** Brief **
Reproduce every line of the items below word for word, leaving out the pictures.

** Records supplied **

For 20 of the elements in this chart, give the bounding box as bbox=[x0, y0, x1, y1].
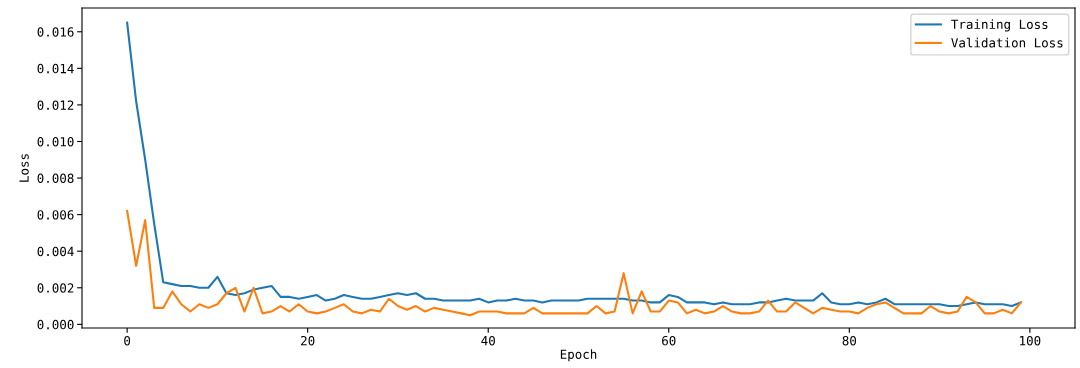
x-tick-label: 100 bbox=[1020, 335, 1041, 346]
y-tick-label: 0.002 bbox=[37, 283, 74, 293]
y-axis-title: Loss bbox=[19, 154, 29, 182]
x-tick-label: 0 bbox=[124, 335, 131, 346]
line-series bbox=[126, 209, 1022, 317]
y-tick-label: 0.006 bbox=[37, 210, 74, 220]
y-tick-label: 0.012 bbox=[37, 100, 74, 110]
y-tick-label: 0.004 bbox=[37, 246, 74, 257]
y-tick-label: 0.014 bbox=[37, 63, 74, 74]
y-tick-label: 0.000 bbox=[37, 319, 74, 330]
x-axis-title: Epoch bbox=[560, 349, 597, 362]
x-tick-label: 20 bbox=[301, 335, 315, 346]
y-tick-label: 0.010 bbox=[37, 136, 74, 147]
x-tick-label: 60 bbox=[662, 335, 676, 346]
legend-label: Validation Loss bbox=[951, 37, 1063, 48]
y-tick-label: 0.016 bbox=[37, 27, 74, 37]
y-tick-label: 0.008 bbox=[37, 173, 74, 184]
legend-label: Training Loss bbox=[951, 19, 1048, 32]
x-tick-label: 40 bbox=[481, 335, 495, 346]
x-tick-label: 80 bbox=[842, 335, 857, 346]
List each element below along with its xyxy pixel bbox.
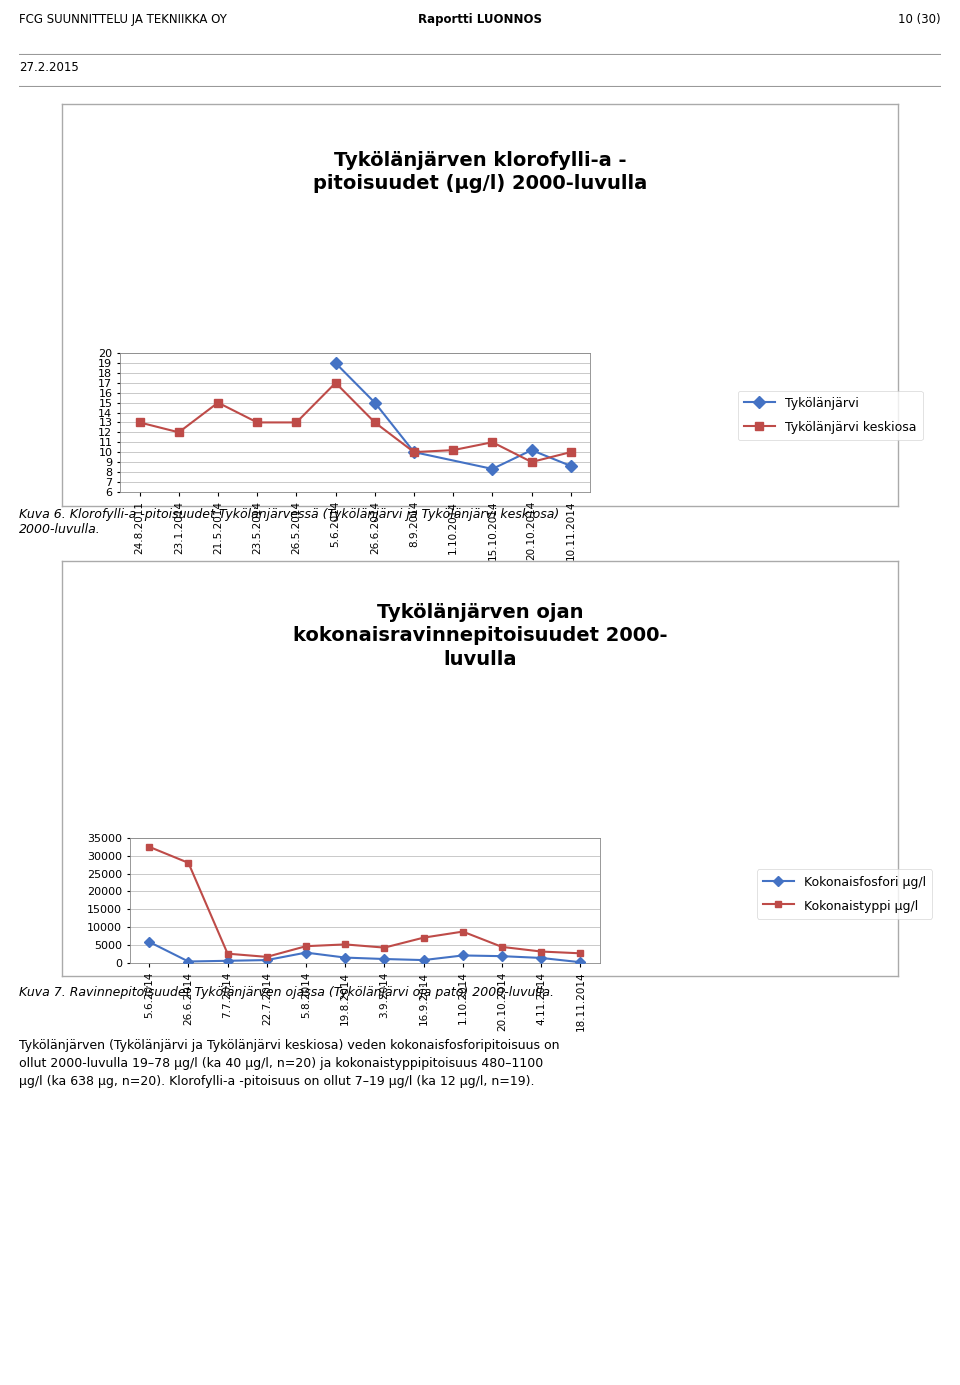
Kokonaisfosfori μg/l [457, 947, 468, 964]
Kokonaistyppi μg/l [182, 855, 194, 871]
Kokonaisfosfori μg/l [261, 951, 273, 968]
Text: Raportti LUONNOS: Raportti LUONNOS [418, 12, 542, 26]
Tykölänjärvi keskiosa [408, 443, 420, 460]
Kokonaistyppi μg/l [340, 936, 351, 953]
Tykölänjärvi keskiosa [173, 424, 184, 440]
Tykölänjärvi keskiosa [487, 434, 498, 450]
Legend: Kokonaisfosfori μg/l, Kokonaistyppi μg/l: Kokonaisfosfori μg/l, Kokonaistyppi μg/l [756, 870, 932, 918]
Kokonaisfosfori μg/l [143, 933, 155, 950]
Kokonaisfosfori μg/l [575, 954, 587, 971]
Line: Kokonaisfosfori μg/l: Kokonaisfosfori μg/l [146, 939, 584, 965]
Text: Kuva 6. Klorofylli-a -pitoisuudet Tykölänjärvessä (Tykölänjärvi ja Tykölänjärvi : Kuva 6. Klorofylli-a -pitoisuudet Tykölä… [19, 508, 560, 536]
Kokonaisfosfori μg/l [496, 947, 508, 964]
Line: Kokonaistyppi μg/l: Kokonaistyppi μg/l [146, 843, 584, 960]
Text: Tykölänjärven (Tykölänjärvi ja Tykölänjärvi keskiosa) veden kokonaisfosforipitoi: Tykölänjärven (Tykölänjärvi ja Tykölänjä… [19, 1039, 560, 1087]
Tykölänjärvi keskiosa [252, 414, 263, 431]
Tykölänjärvi keskiosa [447, 442, 459, 458]
Kokonaistyppi μg/l [536, 943, 547, 960]
Line: Tykölänjärvi keskiosa: Tykölänjärvi keskiosa [135, 378, 575, 467]
Kokonaistyppi μg/l [143, 838, 155, 855]
Tykölänjärvi keskiosa [369, 414, 380, 431]
Kokonaistyppi μg/l [261, 949, 273, 965]
Tykölänjärvi keskiosa [133, 414, 145, 431]
Tykölänjärvi [565, 457, 577, 474]
Text: FCG SUUNNITTELU JA TEKNIIKKA OY: FCG SUUNNITTELU JA TEKNIIKKA OY [19, 12, 228, 26]
Kokonaisfosfori μg/l [418, 951, 429, 968]
Tykölänjärvi keskiosa [526, 454, 538, 471]
Tykölänjärvi keskiosa [565, 443, 577, 460]
Kokonaistyppi μg/l [300, 938, 312, 954]
Text: 10 (30): 10 (30) [899, 12, 941, 26]
Tykölänjärvi [330, 355, 342, 371]
Text: 27.2.2015: 27.2.2015 [19, 61, 79, 75]
Kokonaistyppi μg/l [496, 939, 508, 956]
Kokonaistyppi μg/l [378, 939, 390, 956]
Kokonaistyppi μg/l [457, 924, 468, 940]
Kokonaistyppi μg/l [222, 946, 233, 963]
Kokonaisfosfori μg/l [222, 953, 233, 969]
Tykölänjärvi [487, 461, 498, 478]
Kokonaisfosfori μg/l [536, 950, 547, 967]
Tykölänjärvi [526, 442, 538, 458]
Tykölänjärvi keskiosa [330, 374, 342, 391]
Kokonaisfosfori μg/l [300, 945, 312, 961]
Kokonaisfosfori μg/l [378, 950, 390, 967]
Text: Kuva 7. Ravinnepitoisuudet Tykölänjärven ojassa (Tykölänjärvi oja pato) 2000-luv: Kuva 7. Ravinnepitoisuudet Tykölänjärven… [19, 986, 554, 999]
Kokonaistyppi μg/l [575, 945, 587, 961]
Text: Tykölänjärven klorofylli-a -
pitoisuudet (μg/l) 2000-luvulla: Tykölänjärven klorofylli-a - pitoisuudet… [313, 151, 647, 194]
Tykölänjärvi [369, 395, 380, 411]
Kokonaisfosfori μg/l [340, 949, 351, 965]
Text: Tykölänjärven ojan
kokonaisravinnepitoisuudet 2000-
luvulla: Tykölänjärven ojan kokonaisravinnepitois… [293, 602, 667, 669]
Tykölänjärvi [408, 443, 420, 460]
Kokonaisfosfori μg/l [182, 953, 194, 969]
Line: Tykölänjärvi: Tykölänjärvi [331, 359, 575, 474]
Kokonaistyppi μg/l [418, 929, 429, 946]
Legend: Tykölänjärvi, Tykölänjärvi keskiosa: Tykölänjärvi, Tykölänjärvi keskiosa [737, 391, 923, 440]
Tykölänjärvi keskiosa [291, 414, 302, 431]
Tykölänjärvi keskiosa [212, 395, 224, 411]
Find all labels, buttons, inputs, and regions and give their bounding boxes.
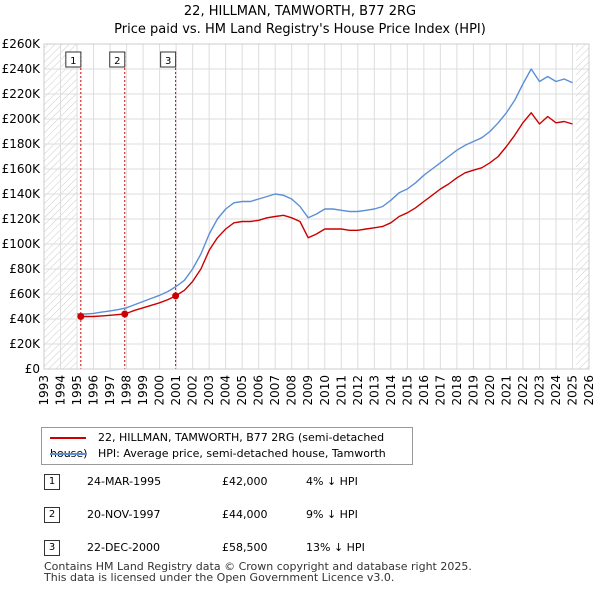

** Correct response **
For 20 of the elements in this chart, give the bounding box as bbox=[x0, y0, x1, y1].
x-tick-label: 100 bbox=[1020, 335, 1041, 346]
y-tick-label: 0.002 bbox=[37, 283, 74, 293]
y-axis-title: Loss bbox=[19, 154, 29, 182]
x-tick-label: 0 bbox=[124, 335, 131, 346]
line-series bbox=[126, 209, 1022, 317]
y-tick-label: 0.006 bbox=[37, 210, 74, 220]
y-tick-label: 0.012 bbox=[37, 100, 74, 110]
y-tick-label: 0.004 bbox=[37, 246, 74, 257]
y-tick-label: 0.014 bbox=[37, 63, 74, 74]
y-tick-label: 0.000 bbox=[37, 319, 74, 330]
x-axis-title: Epoch bbox=[560, 349, 597, 362]
x-tick-label: 20 bbox=[301, 335, 315, 346]
y-tick-label: 0.010 bbox=[37, 136, 74, 147]
x-tick-label: 60 bbox=[662, 335, 676, 346]
legend-label: Validation Loss bbox=[951, 37, 1063, 48]
y-tick-label: 0.016 bbox=[37, 27, 74, 37]
y-tick-label: 0.008 bbox=[37, 173, 74, 184]
legend-label: Training Loss bbox=[951, 19, 1048, 32]
x-tick-label: 40 bbox=[481, 335, 495, 346]
x-tick-label: 80 bbox=[842, 335, 857, 346]
List each element below along with its xyxy pixel bbox.
Kokonaisfosfori μg/l [457, 947, 468, 964]
Kokonaistyppi μg/l [182, 855, 194, 871]
Kokonaisfosfori μg/l [261, 951, 273, 968]
Text: Raportti LUONNOS: Raportti LUONNOS [418, 12, 542, 26]
Tykölänjärvi keskiosa [408, 443, 420, 460]
Kokonaistyppi μg/l [340, 936, 351, 953]
Tykölänjärvi keskiosa [173, 424, 184, 440]
Tykölänjärvi keskiosa [487, 434, 498, 450]
Legend: Kokonaisfosfori μg/l, Kokonaistyppi μg/l: Kokonaisfosfori μg/l, Kokonaistyppi μg/l [756, 870, 932, 918]
Kokonaisfosfori μg/l [143, 933, 155, 950]
Kokonaisfosfori μg/l [575, 954, 587, 971]
Line: Kokonaisfosfori μg/l: Kokonaisfosfori μg/l [146, 939, 584, 965]
Text: Kuva 6. Klorofylli-a -pitoisuudet Tykölänjärvessä (Tykölänjärvi ja Tykölänjärvi : Kuva 6. Klorofylli-a -pitoisuudet Tykölä… [19, 508, 560, 536]
Kokonaisfosfori μg/l [496, 947, 508, 964]
Line: Kokonaistyppi μg/l: Kokonaistyppi μg/l [146, 843, 584, 960]
Text: Tykölänjärven (Tykölänjärvi ja Tykölänjärvi keskiosa) veden kokonaisfosforipitoi: Tykölänjärven (Tykölänjärvi ja Tykölänjä… [19, 1039, 560, 1087]
Tykölänjärvi keskiosa [252, 414, 263, 431]
Tykölänjärvi keskiosa [447, 442, 459, 458]
Kokonaistyppi μg/l [536, 943, 547, 960]
Line: Tykölänjärvi keskiosa: Tykölänjärvi keskiosa [135, 378, 575, 467]
Kokonaistyppi μg/l [143, 838, 155, 855]
Tykölänjärvi keskiosa [369, 414, 380, 431]
Kokonaistyppi μg/l [261, 949, 273, 965]
Tykölänjärvi keskiosa [133, 414, 145, 431]
Tykölänjärvi [565, 457, 577, 474]
Text: FCG SUUNNITTELU JA TEKNIIKKA OY: FCG SUUNNITTELU JA TEKNIIKKA OY [19, 12, 228, 26]
Kokonaisfosfori μg/l [418, 951, 429, 968]
Tykölänjärvi keskiosa [526, 454, 538, 471]
Tykölänjärvi keskiosa [565, 443, 577, 460]
Kokonaistyppi μg/l [300, 938, 312, 954]
Text: 10 (30): 10 (30) [899, 12, 941, 26]
Tykölänjärvi [330, 355, 342, 371]
Text: 27.2.2015: 27.2.2015 [19, 61, 79, 75]
Kokonaistyppi μg/l [496, 939, 508, 956]
Kokonaistyppi μg/l [378, 939, 390, 956]
Kokonaistyppi μg/l [457, 924, 468, 940]
Kokonaistyppi μg/l [222, 946, 233, 963]
Kokonaisfosfori μg/l [222, 953, 233, 969]
Tykölänjärvi [487, 461, 498, 478]
Kokonaisfosfori μg/l [536, 950, 547, 967]
Tykölänjärvi [526, 442, 538, 458]
Tykölänjärvi keskiosa [330, 374, 342, 391]
Kokonaisfosfori μg/l [300, 945, 312, 961]
Kokonaisfosfori μg/l [378, 950, 390, 967]
Text: Kuva 7. Ravinnepitoisuudet Tykölänjärven ojassa (Tykölänjärvi oja pato) 2000-luv: Kuva 7. Ravinnepitoisuudet Tykölänjärven… [19, 986, 554, 999]
Kokonaistyppi μg/l [575, 945, 587, 961]
Text: Tykölänjärven klorofylli-a -
pitoisuudet (μg/l) 2000-luvulla: Tykölänjärven klorofylli-a - pitoisuudet… [313, 151, 647, 194]
Tykölänjärvi [369, 395, 380, 411]
Kokonaisfosfori μg/l [340, 949, 351, 965]
Text: Tykölänjärven ojan
kokonaisravinnepitoisuudet 2000-
luvulla: Tykölänjärven ojan kokonaisravinnepitois… [293, 602, 667, 669]
Tykölänjärvi [408, 443, 420, 460]
Kokonaisfosfori μg/l [182, 953, 194, 969]
Line: Tykölänjärvi: Tykölänjärvi [331, 359, 575, 474]
Kokonaistyppi μg/l [418, 929, 429, 946]
Legend: Tykölänjärvi, Tykölänjärvi keskiosa: Tykölänjärvi, Tykölänjärvi keskiosa [737, 391, 923, 440]
Tykölänjärvi keskiosa [291, 414, 302, 431]
Tykölänjärvi keskiosa [212, 395, 224, 411]
Find all labels, buttons, inputs, and regions and give their bounding boxes.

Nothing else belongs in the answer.